─── RAW DATA ───
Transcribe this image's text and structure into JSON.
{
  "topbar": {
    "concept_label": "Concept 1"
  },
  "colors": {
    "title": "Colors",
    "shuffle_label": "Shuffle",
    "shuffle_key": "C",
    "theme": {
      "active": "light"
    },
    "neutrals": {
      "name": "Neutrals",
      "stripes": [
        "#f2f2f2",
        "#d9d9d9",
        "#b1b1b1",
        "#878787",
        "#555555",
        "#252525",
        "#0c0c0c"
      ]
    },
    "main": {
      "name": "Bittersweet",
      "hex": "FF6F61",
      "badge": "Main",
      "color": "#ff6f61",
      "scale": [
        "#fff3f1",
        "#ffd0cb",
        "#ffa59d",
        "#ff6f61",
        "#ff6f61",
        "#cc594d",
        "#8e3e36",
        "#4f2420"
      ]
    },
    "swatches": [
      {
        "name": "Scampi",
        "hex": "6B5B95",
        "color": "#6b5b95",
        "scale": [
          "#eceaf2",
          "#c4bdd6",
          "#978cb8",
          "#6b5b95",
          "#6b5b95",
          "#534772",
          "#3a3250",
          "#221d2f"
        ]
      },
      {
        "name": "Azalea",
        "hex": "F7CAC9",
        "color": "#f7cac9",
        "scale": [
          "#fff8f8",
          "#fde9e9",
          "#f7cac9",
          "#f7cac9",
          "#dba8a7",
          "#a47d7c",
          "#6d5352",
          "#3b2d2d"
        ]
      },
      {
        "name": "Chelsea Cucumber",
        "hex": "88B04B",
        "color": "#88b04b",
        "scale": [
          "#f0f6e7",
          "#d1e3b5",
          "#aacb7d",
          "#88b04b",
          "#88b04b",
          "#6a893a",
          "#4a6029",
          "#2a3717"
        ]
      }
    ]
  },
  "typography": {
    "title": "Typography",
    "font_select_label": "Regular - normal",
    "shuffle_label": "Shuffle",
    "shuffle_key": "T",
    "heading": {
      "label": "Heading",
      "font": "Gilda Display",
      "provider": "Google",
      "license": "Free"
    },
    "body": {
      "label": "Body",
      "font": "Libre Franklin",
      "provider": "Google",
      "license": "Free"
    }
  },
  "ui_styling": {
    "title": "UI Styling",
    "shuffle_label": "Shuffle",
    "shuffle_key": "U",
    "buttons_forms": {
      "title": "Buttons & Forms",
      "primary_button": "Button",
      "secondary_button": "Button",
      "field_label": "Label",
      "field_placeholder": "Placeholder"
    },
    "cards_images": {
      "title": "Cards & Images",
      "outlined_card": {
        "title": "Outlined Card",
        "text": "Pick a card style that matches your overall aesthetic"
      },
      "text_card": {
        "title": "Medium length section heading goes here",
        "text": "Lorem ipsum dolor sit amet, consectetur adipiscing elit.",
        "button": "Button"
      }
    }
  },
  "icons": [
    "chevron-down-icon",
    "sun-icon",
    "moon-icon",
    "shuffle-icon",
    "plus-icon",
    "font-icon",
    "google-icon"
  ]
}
───
# WHAT THE TASK REQUIRES
Write out the records shown above, exactly as they appear.

# WRITTEN SOLUTION
Transcribe this image's text and structure into JSON.
{
  "topbar": {
    "concept_label": "Concept 1"
  },
  "colors": {
    "title": "Colors",
    "shuffle_label": "Shuffle",
    "shuffle_key": "C",
    "theme": {
      "active": "light"
    },
    "neutrals": {
      "name": "Neutrals",
      "stripes": [
        "#f2f2f2",
        "#d9d9d9",
        "#b1b1b1",
        "#878787",
        "#555555",
        "#252525",
        "#0c0c0c"
      ]
    },
    "main": {
      "name": "Bittersweet",
      "hex": "FF6F61",
      "badge": "Main",
      "color": "#ff6f61",
      "scale": [
        "#fff3f1",
        "#ffd0cb",
        "#ffa59d",
        "#ff6f61",
        "#ff6f61",
        "#cc594d",
        "#8e3e36",
        "#4f2420"
      ]
    },
    "swatches": [
      {
        "name": "Scampi",
        "hex": "6B5B95",
        "color": "#6b5b95",
        "scale": [
          "#eceaf2",
          "#c4bdd6",
          "#978cb8",
          "#6b5b95",
          "#6b5b95",
          "#534772",
          "#3a3250",
          "#221d2f"
        ]
      },
      {
        "name": "Azalea",
        "hex": "F7CAC9",
        "color": "#f7cac9",
        "scale": [
          "#fff8f8",
          "#fde9e9",
          "#f7cac9",
          "#f7cac9",
          "#dba8a7",
          "#a47d7c",
          "#6d5352",
          "#3b2d2d"
        ]
      },
      {
        "name": "Chelsea Cucumber",
        "hex": "88B04B",
        "color": "#88b04b",
        "scale": [
          "#f0f6e7",
          "#d1e3b5",
          "#aacb7d",
          "#88b04b",
          "#88b04b",
          "#6a893a",
          "#4a6029",
          "#2a3717"
        ]
      }
    ]
  },
  "typography": {
    "title": "Typography",
    "font_select_label": "Regular - normal",
    "shuffle_label": "Shuffle",
    "shuffle_key": "T",
    "heading": {
      "label": "Heading",
      "font": "Gilda Display",
      "provider": "Google",
      "license": "Free"
    },
    "body": {
      "label": "Body",
      "font": "Libre Franklin",
      "provider": "Google",
      "license": "Free"
    }
  },
  "ui_styling": {
    "title": "UI Styling",
    "shuffle_label": "Shuffle",
    "shuffle_key": "U",
    "buttons_forms": {
      "title": "Buttons & Forms",
      "primary_button": "Button",
      "secondary_button": "Button",
      "field_label": "Label",
      "field_placeholder": "Placeholder"
    },
    "cards_images": {
      "title": "Cards & Images",
      "outlined_card": {
        "title": "Outlined Card",
        "text": "Pick a card style that matches your overall aesthetic"
      },
      "text_card": {
        "title": "Medium length section heading goes here",
        "text": "Lorem ipsum dolor sit amet, consectetur adipiscing elit.",
        "button": "Button"
      }
    }
  },
  "icons": [
    "chevron-down-icon",
    "sun-icon",
    "moon-icon",
    "shuffle-icon",
    "plus-icon",
    "font-icon",
    "google-icon"
  ]
}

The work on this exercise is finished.